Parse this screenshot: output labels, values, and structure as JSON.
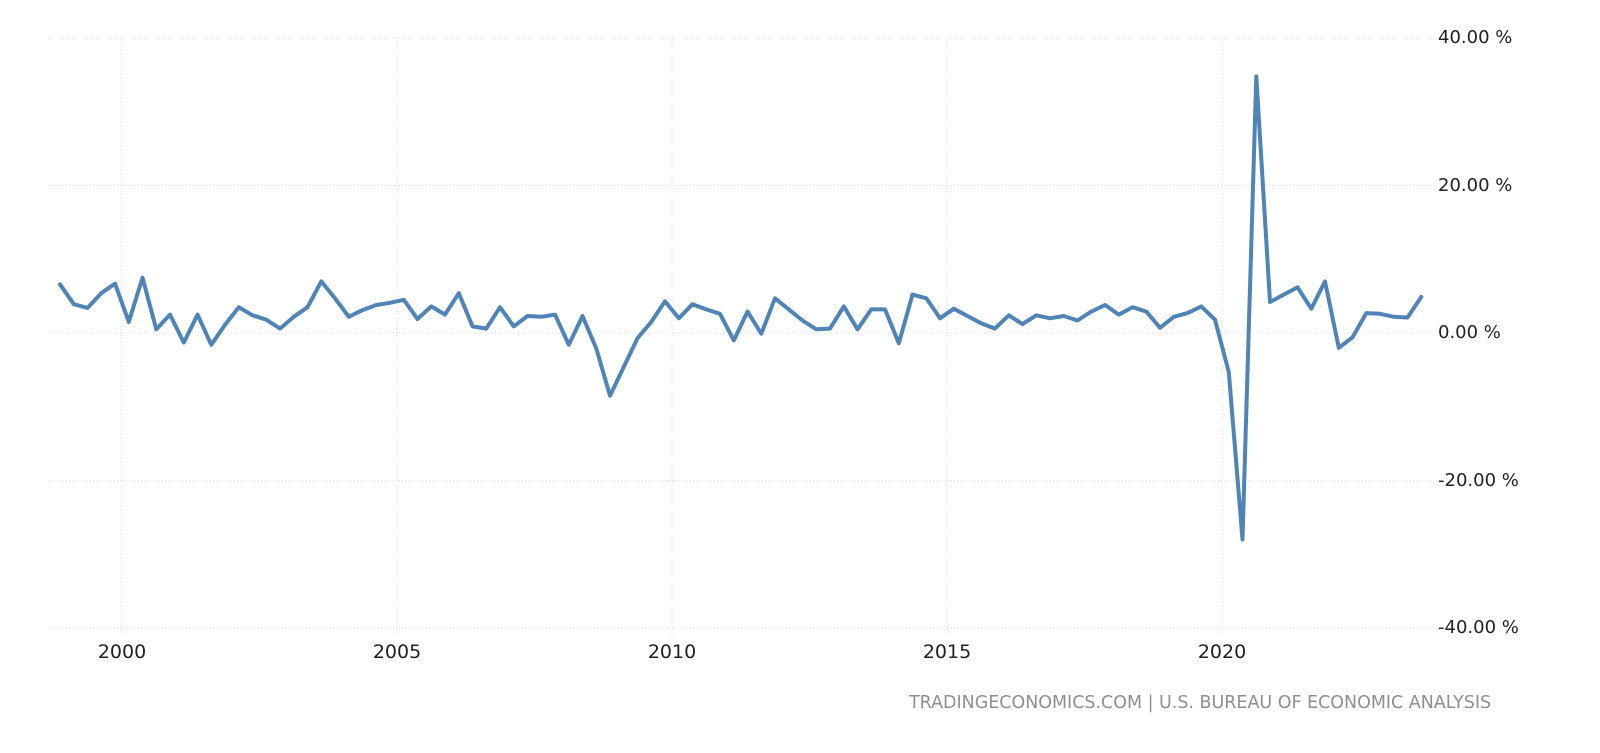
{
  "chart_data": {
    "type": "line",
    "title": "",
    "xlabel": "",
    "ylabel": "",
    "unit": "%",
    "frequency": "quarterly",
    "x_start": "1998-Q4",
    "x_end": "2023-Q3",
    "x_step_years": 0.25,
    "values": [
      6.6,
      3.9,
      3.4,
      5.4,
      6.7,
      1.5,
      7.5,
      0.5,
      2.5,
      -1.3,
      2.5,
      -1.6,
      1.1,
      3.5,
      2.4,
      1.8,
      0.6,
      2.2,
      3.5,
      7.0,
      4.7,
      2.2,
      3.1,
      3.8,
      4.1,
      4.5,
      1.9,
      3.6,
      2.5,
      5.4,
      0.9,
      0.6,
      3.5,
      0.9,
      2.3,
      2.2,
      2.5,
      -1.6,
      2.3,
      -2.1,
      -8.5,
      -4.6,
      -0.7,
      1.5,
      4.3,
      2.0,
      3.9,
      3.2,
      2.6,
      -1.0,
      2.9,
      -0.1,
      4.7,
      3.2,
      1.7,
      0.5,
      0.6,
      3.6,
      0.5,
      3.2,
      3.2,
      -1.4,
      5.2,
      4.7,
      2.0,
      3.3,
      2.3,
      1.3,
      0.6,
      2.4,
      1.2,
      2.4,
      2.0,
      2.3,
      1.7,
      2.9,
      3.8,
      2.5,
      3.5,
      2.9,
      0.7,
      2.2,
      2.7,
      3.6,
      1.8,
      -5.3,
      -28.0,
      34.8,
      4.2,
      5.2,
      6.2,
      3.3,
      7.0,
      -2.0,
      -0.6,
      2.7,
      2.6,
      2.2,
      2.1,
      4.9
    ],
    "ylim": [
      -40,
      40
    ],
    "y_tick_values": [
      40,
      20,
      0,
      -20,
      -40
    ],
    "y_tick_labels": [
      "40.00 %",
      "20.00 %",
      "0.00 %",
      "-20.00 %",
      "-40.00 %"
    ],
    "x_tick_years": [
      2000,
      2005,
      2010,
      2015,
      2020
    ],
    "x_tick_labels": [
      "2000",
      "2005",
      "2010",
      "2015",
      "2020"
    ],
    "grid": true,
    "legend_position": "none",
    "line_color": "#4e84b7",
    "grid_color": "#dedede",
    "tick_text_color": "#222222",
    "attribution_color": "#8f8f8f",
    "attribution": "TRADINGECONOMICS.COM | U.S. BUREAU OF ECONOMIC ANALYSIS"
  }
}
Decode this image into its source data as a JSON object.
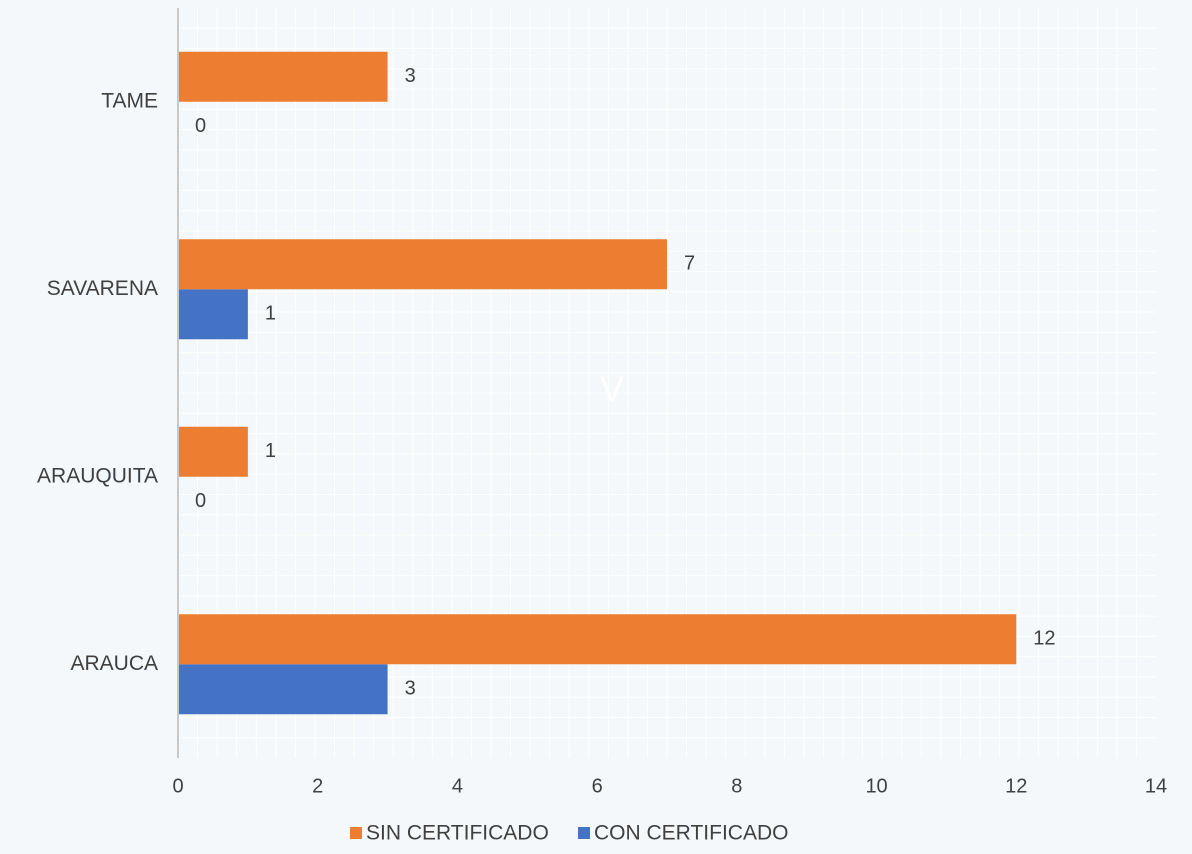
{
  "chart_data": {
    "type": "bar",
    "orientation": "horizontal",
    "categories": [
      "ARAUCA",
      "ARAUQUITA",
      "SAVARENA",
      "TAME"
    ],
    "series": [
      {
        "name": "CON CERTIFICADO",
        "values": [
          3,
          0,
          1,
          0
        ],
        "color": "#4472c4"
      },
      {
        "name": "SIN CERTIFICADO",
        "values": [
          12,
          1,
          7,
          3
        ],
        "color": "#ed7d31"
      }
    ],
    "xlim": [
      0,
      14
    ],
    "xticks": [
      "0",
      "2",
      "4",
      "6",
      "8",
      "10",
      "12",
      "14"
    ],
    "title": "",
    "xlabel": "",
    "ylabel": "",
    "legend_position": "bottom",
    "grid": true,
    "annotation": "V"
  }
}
● ● ● ● ● ● ●
Restate each line of the records exactly; pictures do not belong in the copy.

Result for this exercise:
Parse this screenshot: output labels, values, and structure as JSON.
{
  "chart_data": {
    "type": "line",
    "title": "",
    "xlabel": "",
    "ylabel": "",
    "unit": "%",
    "frequency": "quarterly",
    "x_start": "1998-Q4",
    "x_end": "2023-Q3",
    "x_step_years": 0.25,
    "values": [
      6.6,
      3.9,
      3.4,
      5.4,
      6.7,
      1.5,
      7.5,
      0.5,
      2.5,
      -1.3,
      2.5,
      -1.6,
      1.1,
      3.5,
      2.4,
      1.8,
      0.6,
      2.2,
      3.5,
      7.0,
      4.7,
      2.2,
      3.1,
      3.8,
      4.1,
      4.5,
      1.9,
      3.6,
      2.5,
      5.4,
      0.9,
      0.6,
      3.5,
      0.9,
      2.3,
      2.2,
      2.5,
      -1.6,
      2.3,
      -2.1,
      -8.5,
      -4.6,
      -0.7,
      1.5,
      4.3,
      2.0,
      3.9,
      3.2,
      2.6,
      -1.0,
      2.9,
      -0.1,
      4.7,
      3.2,
      1.7,
      0.5,
      0.6,
      3.6,
      0.5,
      3.2,
      3.2,
      -1.4,
      5.2,
      4.7,
      2.0,
      3.3,
      2.3,
      1.3,
      0.6,
      2.4,
      1.2,
      2.4,
      2.0,
      2.3,
      1.7,
      2.9,
      3.8,
      2.5,
      3.5,
      2.9,
      0.7,
      2.2,
      2.7,
      3.6,
      1.8,
      -5.3,
      -28.0,
      34.8,
      4.2,
      5.2,
      6.2,
      3.3,
      7.0,
      -2.0,
      -0.6,
      2.7,
      2.6,
      2.2,
      2.1,
      4.9
    ],
    "ylim": [
      -40,
      40
    ],
    "y_tick_values": [
      40,
      20,
      0,
      -20,
      -40
    ],
    "y_tick_labels": [
      "40.00 %",
      "20.00 %",
      "0.00 %",
      "-20.00 %",
      "-40.00 %"
    ],
    "x_tick_years": [
      2000,
      2005,
      2010,
      2015,
      2020
    ],
    "x_tick_labels": [
      "2000",
      "2005",
      "2010",
      "2015",
      "2020"
    ],
    "grid": true,
    "legend_position": "none",
    "line_color": "#4e84b7",
    "grid_color": "#dedede",
    "tick_text_color": "#222222",
    "attribution_color": "#8f8f8f",
    "attribution": "TRADINGECONOMICS.COM | U.S. BUREAU OF ECONOMIC ANALYSIS"
  }
}
Decode this image into its source data as a JSON object.
{
  "chart_data": {
    "type": "bar",
    "orientation": "horizontal",
    "categories": [
      "ARAUCA",
      "ARAUQUITA",
      "SAVARENA",
      "TAME"
    ],
    "series": [
      {
        "name": "CON CERTIFICADO",
        "values": [
          3,
          0,
          1,
          0
        ],
        "color": "#4472c4"
      },
      {
        "name": "SIN CERTIFICADO",
        "values": [
          12,
          1,
          7,
          3
        ],
        "color": "#ed7d31"
      }
    ],
    "xlim": [
      0,
      14
    ],
    "xticks": [
      "0",
      "2",
      "4",
      "6",
      "8",
      "10",
      "12",
      "14"
    ],
    "title": "",
    "xlabel": "",
    "ylabel": "",
    "legend_position": "bottom",
    "grid": true,
    "annotation": "V"
  }
}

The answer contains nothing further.